Listing
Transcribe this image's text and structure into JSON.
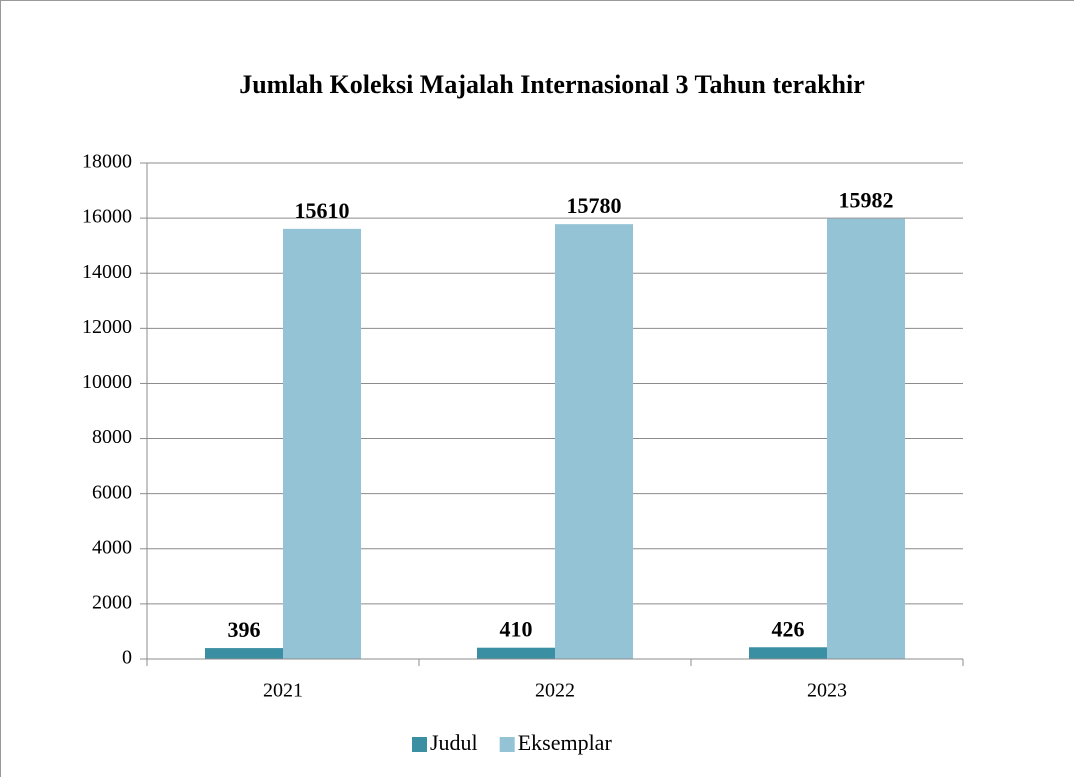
{
  "chart_data": {
    "type": "bar",
    "title": "Jumlah Koleksi Majalah Internasional 3 Tahun terakhir",
    "categories": [
      "2021",
      "2022",
      "2023"
    ],
    "series": [
      {
        "name": "Judul",
        "color": "#3b8fa3",
        "values": [
          396,
          410,
          426
        ]
      },
      {
        "name": "Eksemplar",
        "color": "#93c3d4",
        "values": [
          15610,
          15780,
          15982
        ]
      }
    ],
    "ylim": [
      0,
      18000
    ],
    "yticks": [
      0,
      2000,
      4000,
      6000,
      8000,
      10000,
      12000,
      14000,
      16000,
      18000
    ],
    "grid": true,
    "legend": "bottom"
  }
}
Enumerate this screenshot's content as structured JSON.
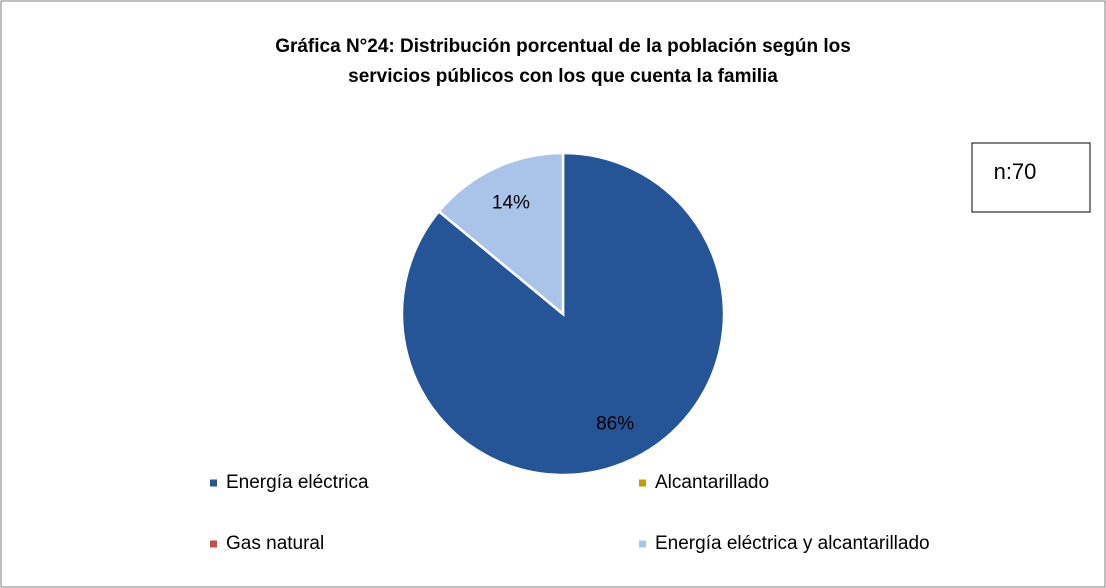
{
  "chart_data": {
    "type": "pie",
    "title": [
      "Gráfica N°24: Distribución porcentual de la población según los",
      "servicios públicos con los que cuenta la familia"
    ],
    "annotation": "n:70",
    "categories": [
      "Energía eléctrica",
      "Alcantarillado",
      "Gas natural",
      "Energía eléctrica y alcantarillado"
    ],
    "values": [
      86,
      0,
      0,
      14
    ],
    "value_labels": [
      "86%",
      null,
      null,
      "14%"
    ],
    "colors": [
      "#255597",
      "#c89a00",
      "#c0504d",
      "#a9c4e8"
    ],
    "legend": "bottom"
  }
}
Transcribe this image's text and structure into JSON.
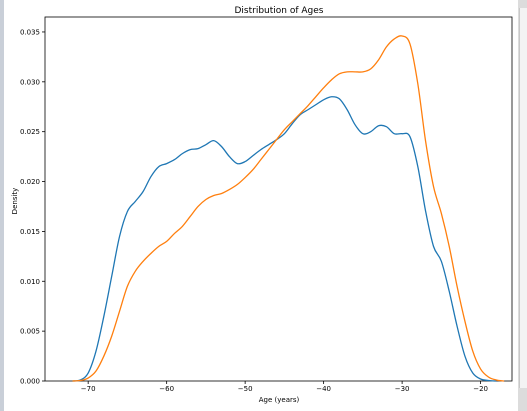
{
  "chart_data": {
    "type": "line",
    "title": "Distribution of Ages",
    "xlabel": "Age (years)",
    "ylabel": "Density",
    "xlim": [
      -75.5,
      -16
    ],
    "ylim": [
      0,
      0.0365
    ],
    "xticks": [
      -70,
      -60,
      -50,
      -40,
      -30,
      -20
    ],
    "xtick_labels": [
      "−70",
      "−60",
      "−50",
      "−40",
      "−30",
      "−20"
    ],
    "yticks": [
      0,
      0.005,
      0.01,
      0.015,
      0.02,
      0.025,
      0.03,
      0.035
    ],
    "ytick_labels": [
      "0.000",
      "0.005",
      "0.010",
      "0.015",
      "0.020",
      "0.025",
      "0.030",
      "0.035"
    ],
    "grid": false,
    "legend": false,
    "series": [
      {
        "color": "#1f77b4",
        "x": [
          -72,
          -71,
          -70,
          -69,
          -68,
          -67,
          -66,
          -65,
          -64,
          -63,
          -62,
          -61,
          -60,
          -59,
          -58,
          -57,
          -56,
          -55,
          -54,
          -53,
          -52,
          -51,
          -50,
          -49,
          -48,
          -47,
          -46,
          -45,
          -44,
          -43,
          -42,
          -41,
          -40,
          -39,
          -38,
          -37,
          -36,
          -35,
          -34,
          -33,
          -32,
          -31,
          -30,
          -29,
          -28,
          -27,
          -26,
          -25,
          -24,
          -23,
          -22,
          -21,
          -20,
          -19,
          -18
        ],
        "y": [
          0.0,
          0.0001,
          0.0008,
          0.003,
          0.0065,
          0.0105,
          0.0145,
          0.017,
          0.018,
          0.019,
          0.0205,
          0.0215,
          0.0218,
          0.0222,
          0.0228,
          0.0232,
          0.0233,
          0.0237,
          0.0241,
          0.0235,
          0.0225,
          0.0218,
          0.022,
          0.0226,
          0.0232,
          0.0237,
          0.0242,
          0.0248,
          0.0258,
          0.0267,
          0.0272,
          0.0277,
          0.0282,
          0.0285,
          0.0283,
          0.0272,
          0.0257,
          0.0248,
          0.025,
          0.0256,
          0.0255,
          0.0248,
          0.0248,
          0.0245,
          0.0215,
          0.017,
          0.0135,
          0.012,
          0.009,
          0.0055,
          0.0025,
          0.0008,
          0.0002,
          5e-05,
          0.0
        ]
      },
      {
        "color": "#ff7f0e",
        "x": [
          -72,
          -71,
          -70,
          -69,
          -68,
          -67,
          -66,
          -65,
          -64,
          -63,
          -62,
          -61,
          -60,
          -59,
          -58,
          -57,
          -56,
          -55,
          -54,
          -53,
          -52,
          -51,
          -50,
          -49,
          -48,
          -47,
          -46,
          -45,
          -44,
          -43,
          -42,
          -41,
          -40,
          -39,
          -38,
          -37,
          -36,
          -35,
          -34,
          -33,
          -32,
          -31,
          -30,
          -29,
          -28,
          -27,
          -26,
          -25,
          -24,
          -23,
          -22,
          -21,
          -20,
          -19,
          -18,
          -17
        ],
        "y": [
          0.0,
          5e-05,
          0.0003,
          0.001,
          0.0025,
          0.0045,
          0.007,
          0.0095,
          0.011,
          0.012,
          0.0128,
          0.0135,
          0.014,
          0.0148,
          0.0155,
          0.0165,
          0.0175,
          0.0182,
          0.0186,
          0.0188,
          0.0192,
          0.0197,
          0.0204,
          0.0212,
          0.0222,
          0.0232,
          0.0242,
          0.0252,
          0.026,
          0.0268,
          0.0276,
          0.0285,
          0.0294,
          0.0302,
          0.0308,
          0.031,
          0.031,
          0.031,
          0.0313,
          0.0322,
          0.0335,
          0.0343,
          0.0346,
          0.0338,
          0.0298,
          0.024,
          0.0195,
          0.0168,
          0.0135,
          0.0095,
          0.006,
          0.003,
          0.0012,
          0.0004,
          0.0001,
          0.0
        ]
      }
    ]
  }
}
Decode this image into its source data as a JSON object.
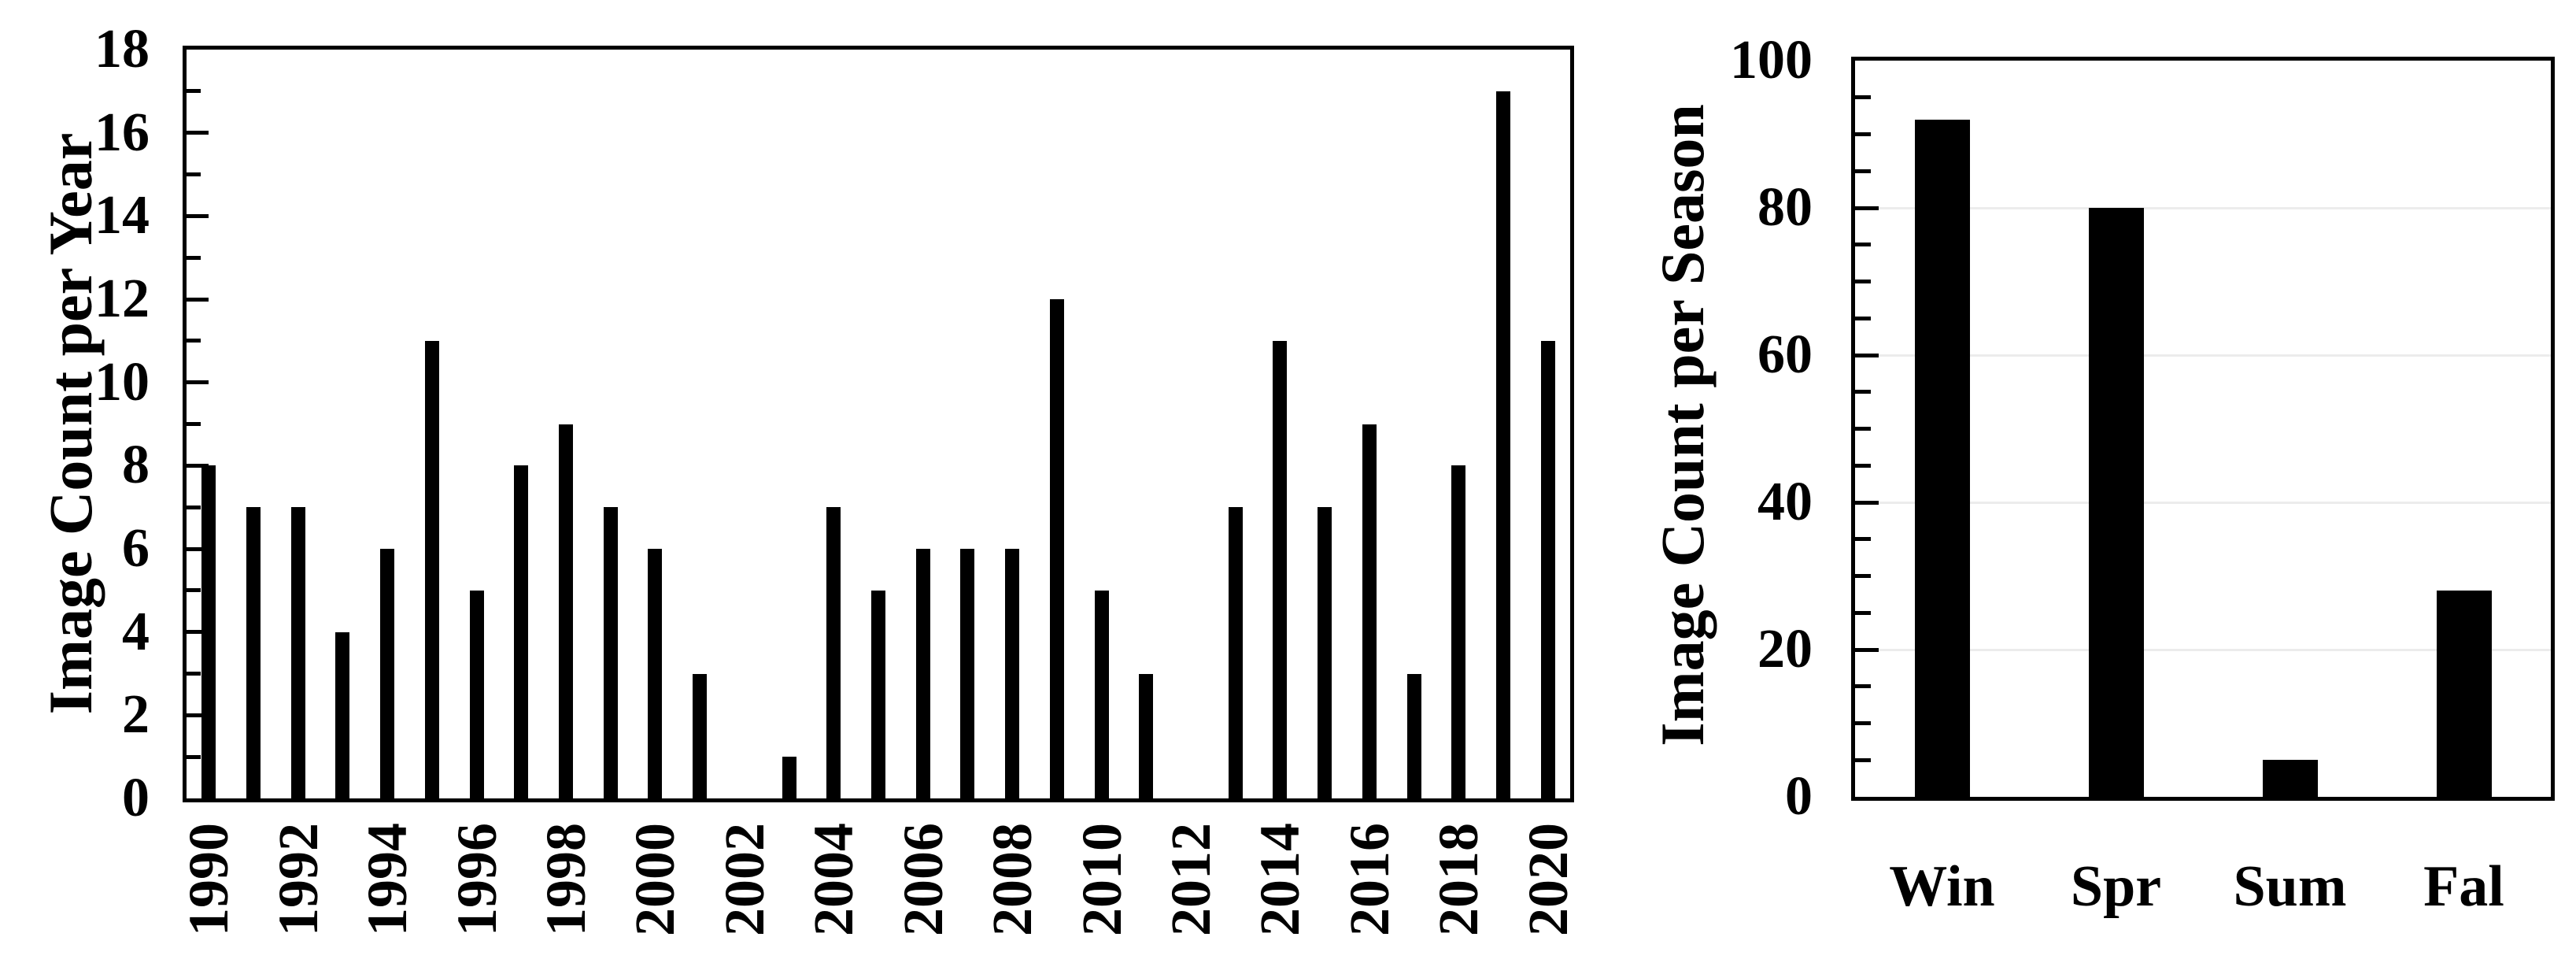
{
  "page": {
    "background": "#ffffff",
    "bar_color": "#000000",
    "axis_color": "#000000",
    "gridline_color": "#ececec"
  },
  "chart_data": [
    {
      "type": "bar",
      "ylabel": "Image Count per Year",
      "x": [
        "1990",
        "1991",
        "1992",
        "1993",
        "1994",
        "1995",
        "1996",
        "1997",
        "1998",
        "1999",
        "2000",
        "2001",
        "2002",
        "2003",
        "2004",
        "2005",
        "2006",
        "2007",
        "2008",
        "2009",
        "2010",
        "2011",
        "2012",
        "2013",
        "2014",
        "2015",
        "2016",
        "2017",
        "2018",
        "2019",
        "2020"
      ],
      "values": [
        8,
        7,
        7,
        4,
        6,
        11,
        5,
        8,
        9,
        7,
        6,
        3,
        0,
        1,
        7,
        5,
        6,
        6,
        6,
        12,
        5,
        3,
        0,
        7,
        11,
        7,
        9,
        3,
        8,
        17,
        11
      ],
      "ylim": [
        0,
        18
      ],
      "ytick_step": 2,
      "yminor_step": 1,
      "ytick_labels": [
        "0",
        "2",
        "4",
        "6",
        "8",
        "10",
        "12",
        "14",
        "16",
        "18"
      ],
      "xtick_labels": [
        "1990",
        "1992",
        "1994",
        "1996",
        "1998",
        "2000",
        "2002",
        "2004",
        "2006",
        "2008",
        "2010",
        "2012",
        "2014",
        "2016",
        "2018",
        "2020"
      ],
      "grid": false,
      "legend": null
    },
    {
      "type": "bar",
      "ylabel": "Image Count per Season",
      "x": [
        "Win",
        "Spr",
        "Sum",
        "Fal"
      ],
      "values": [
        92,
        80,
        5,
        28
      ],
      "ylim": [
        0,
        100
      ],
      "ytick_step": 20,
      "yminor_step": 5,
      "ytick_labels": [
        "0",
        "20",
        "40",
        "60",
        "80",
        "100"
      ],
      "xtick_labels": [
        "Win",
        "Spr",
        "Sum",
        "Fal"
      ],
      "grid": true,
      "legend": null
    }
  ]
}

Stated task
Pick out every line above that contains the word "JSON" and copy it.

Result of the exercise
Transcribe this image's text and structure into JSON.
Enumerate this screenshot's content as structured JSON.
Transcribe this image's text and structure into JSON.
Decode this image into its source data as a JSON object.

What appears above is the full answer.